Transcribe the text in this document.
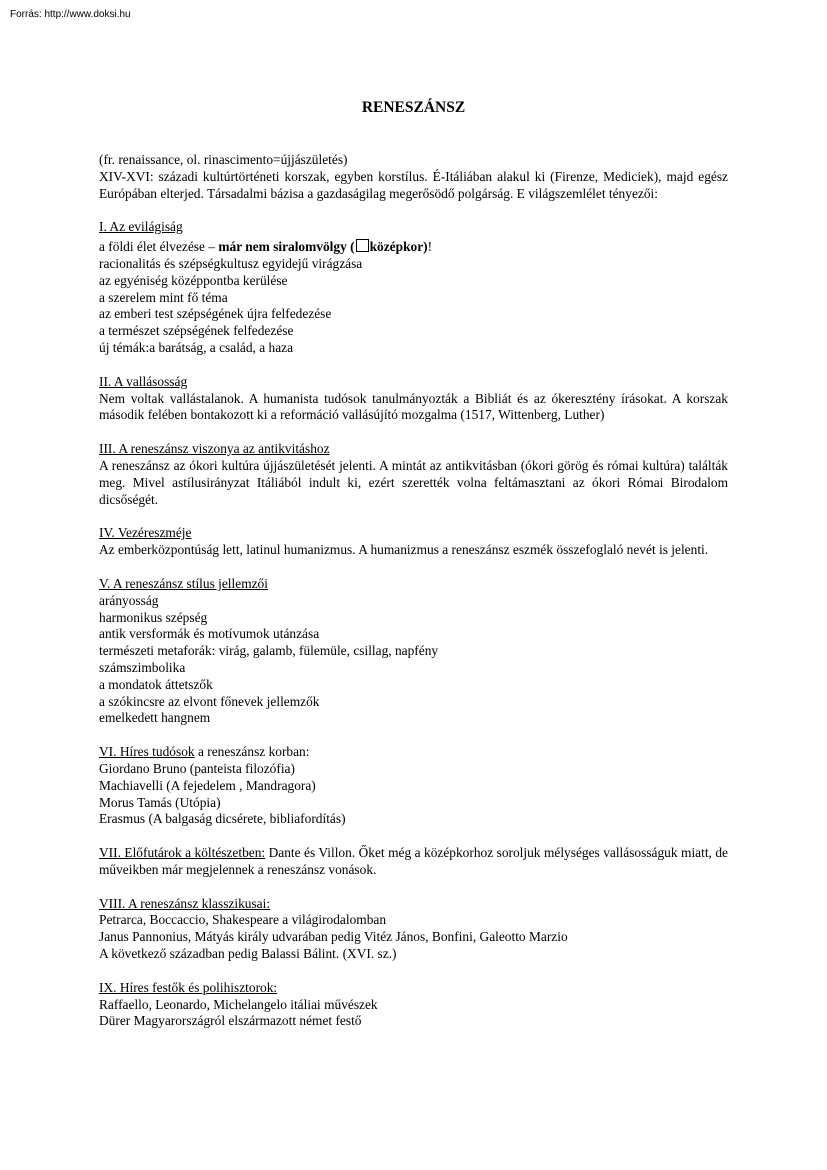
Forrás: http://www.doksi.hu
RENESZÁNSZ

(fr. renaissance, ol. rinascimento=újjászületés)

XIV-XVI: századi kultúrtörténeti korszak, egyben korstílus. É-Itáliában alakul ki (Firenze, Mediciek), majd egész Európában elterjed. Társadalmi bázisa a gazdaságilag megerősödő polgárság. E világszemlélet tényezői:

I. Az evilágiság

a földi élet élvezése – már nem siralomvölgy ( középkor)!

racionalitás és szépségkultusz egyidejű virágzása
az egyéniség középpontba kerülése
a szerelem mint fő téma
az emberi test szépségének újra felfedezése
a természet szépségének felfedezése
új témák:a barátság, a család, a haza

II. A vallásosság

Nem voltak vallástalanok. A humanista tudósok tanulmányozták a Bibliát és az ókeresztény írásokat. A korszak második felében bontakozott ki a reformáció vallásújító mozgalma (1517, Wittenberg, Luther)

III. A reneszánsz viszonya az antikvitáshoz

A reneszánsz az ókori kultúra újjászületését jelenti. A mintát az antikvitásban (ókori görög és római kultúra) találták meg. Mivel astílusirányzat Itáliából indult ki, ezért szerették volna feltámasztani az ókori Római Birodalom dicsőségét.

IV. Vezéreszméje

Az emberközpontúság lett, latinul humanizmus. A humanizmus a reneszánsz eszmék összefoglaló nevét is jelenti.

V. A reneszánsz stílus jellemzői

arányosság
harmonikus szépség
antik versformák és motívumok utánzása
természeti metaforák: virág, galamb, fülemüle, csillag, napfény
számszimbolika
a mondatok áttetszők
a szókincsre az elvont főnevek jellemzők
emelkedett hangnem

VI. Híres tudósok a reneszánsz korban:

Giordano Bruno (panteista filozófia)
Machiavelli (A fejedelem , Mandragora)
Morus Tamás (Utópia)
Erasmus (A balgaság dicsérete, bibliafordítás)

VII. Előfutárok a költészetben: Dante és Villon. Őket még a középkorhoz soroljuk mélységes vallásosságuk miatt, de műveikben már megjelennek a reneszánsz vonások.

VIII. A reneszánsz klasszikusai:

Petrarca, Boccaccio, Shakespeare a világirodalomban
Janus Pannonius, Mátyás király udvarában pedig Vitéz János, Bonfini, Galeotto Marzio
A következő században pedig Balassi Bálint. (XVI. sz.)

IX. Híres festők és polihisztorok:

Raffaello, Leonardo, Michelangelo itáliai művészek
Dürer Magyarországról elszármazott német festő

+--

WHAT TO DO:
Scan the records for the string "pedig". Copy each line in which it appears.

THE RESPONSE:
Janus Pannonius, Mátyás király udvarában pedig Vitéz János, Bonfini, Galeotto Marzio
A következő században pedig Balassi Bálint. (XVI. sz.)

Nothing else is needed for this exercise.